** begin AVAILABLE DATA **

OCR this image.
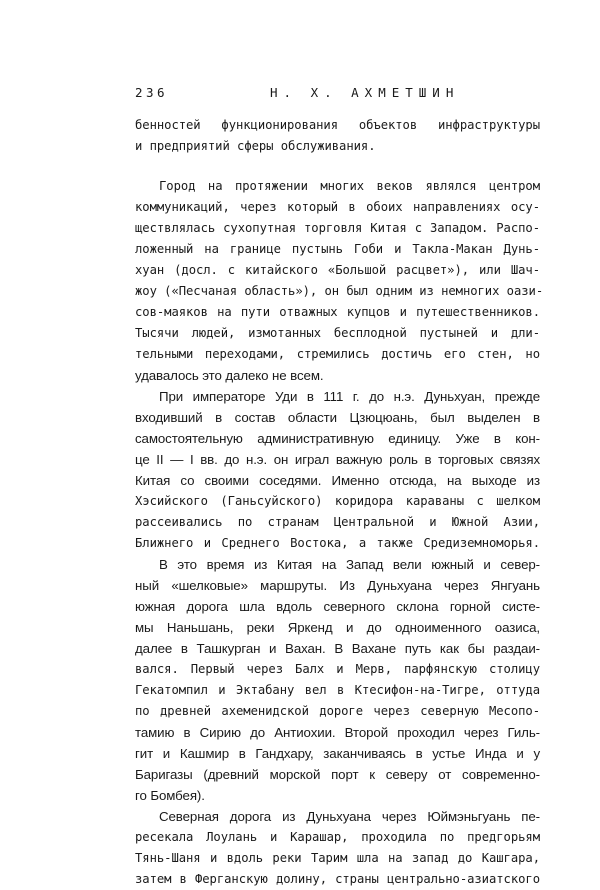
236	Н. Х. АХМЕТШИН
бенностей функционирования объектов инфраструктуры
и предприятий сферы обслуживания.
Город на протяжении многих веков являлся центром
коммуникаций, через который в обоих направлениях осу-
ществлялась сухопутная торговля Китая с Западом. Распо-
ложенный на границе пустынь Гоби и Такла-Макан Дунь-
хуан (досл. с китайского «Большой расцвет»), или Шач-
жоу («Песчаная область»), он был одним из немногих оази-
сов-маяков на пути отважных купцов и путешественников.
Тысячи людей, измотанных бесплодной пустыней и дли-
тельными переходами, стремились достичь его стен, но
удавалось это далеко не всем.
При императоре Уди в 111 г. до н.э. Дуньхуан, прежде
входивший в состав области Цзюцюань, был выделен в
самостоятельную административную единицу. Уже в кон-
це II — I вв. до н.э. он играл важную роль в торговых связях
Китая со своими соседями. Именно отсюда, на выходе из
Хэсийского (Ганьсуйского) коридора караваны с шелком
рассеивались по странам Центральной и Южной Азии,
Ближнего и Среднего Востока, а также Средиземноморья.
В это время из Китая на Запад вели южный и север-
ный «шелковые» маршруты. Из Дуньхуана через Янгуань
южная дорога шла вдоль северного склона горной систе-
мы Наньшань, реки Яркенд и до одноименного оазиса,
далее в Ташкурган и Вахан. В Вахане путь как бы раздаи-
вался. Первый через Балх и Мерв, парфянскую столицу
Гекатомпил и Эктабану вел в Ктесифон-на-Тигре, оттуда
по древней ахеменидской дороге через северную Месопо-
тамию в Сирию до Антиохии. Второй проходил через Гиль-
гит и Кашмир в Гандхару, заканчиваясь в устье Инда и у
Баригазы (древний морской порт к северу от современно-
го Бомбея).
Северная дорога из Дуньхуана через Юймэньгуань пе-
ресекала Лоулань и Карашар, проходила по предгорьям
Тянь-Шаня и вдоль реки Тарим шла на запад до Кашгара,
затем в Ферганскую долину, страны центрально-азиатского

** end AVAILABLE DATA **

### TASK DESCRIPTION
Each line in the records above should be reproduced exactly; images are not copied.

### TASK RESULT
OCR this image.
236	Н. Х. АХМЕТШИН
бенностей функционирования объектов инфраструктуры
и предприятий сферы обслуживания.
Город на протяжении многих веков являлся центром
коммуникаций, через который в обоих направлениях осу-
ществлялась сухопутная торговля Китая с Западом. Распо-
ложенный на границе пустынь Гоби и Такла-Макан Дунь-
хуан (досл. с китайского «Большой расцвет»), или Шач-
жоу («Песчаная область»), он был одним из немногих оази-
сов-маяков на пути отважных купцов и путешественников.
Тысячи людей, измотанных бесплодной пустыней и дли-
тельными переходами, стремились достичь его стен, но
удавалось это далеко не всем.
При императоре Уди в 111 г. до н.э. Дуньхуан, прежде
входивший в состав области Цзюцюань, был выделен в
самостоятельную административную единицу. Уже в кон-
це II — I вв. до н.э. он играл важную роль в торговых связях
Китая со своими соседями. Именно отсюда, на выходе из
Хэсийского (Ганьсуйского) коридора караваны с шелком
рассеивались по странам Центральной и Южной Азии,
Ближнего и Среднего Востока, а также Средиземноморья.
В это время из Китая на Запад вели южный и север-
ный «шелковые» маршруты. Из Дуньхуана через Янгуань
южная дорога шла вдоль северного склона горной систе-
мы Наньшань, реки Яркенд и до одноименного оазиса,
далее в Ташкурган и Вахан. В Вахане путь как бы раздаи-
вался. Первый через Балх и Мерв, парфянскую столицу
Гекатомпил и Эктабану вел в Ктесифон-на-Тигре, оттуда
по древней ахеменидской дороге через северную Месопо-
тамию в Сирию до Антиохии. Второй проходил через Гиль-
гит и Кашмир в Гандхару, заканчиваясь в устье Инда и у
Баригазы (древний морской порт к северу от современно-
го Бомбея).
Северная дорога из Дуньхуана через Юймэньгуань пе-
ресекала Лоулань и Карашар, проходила по предгорьям
Тянь-Шаня и вдоль реки Тарим шла на запад до Кашгара,
затем в Ферганскую долину, страны центрально-азиатского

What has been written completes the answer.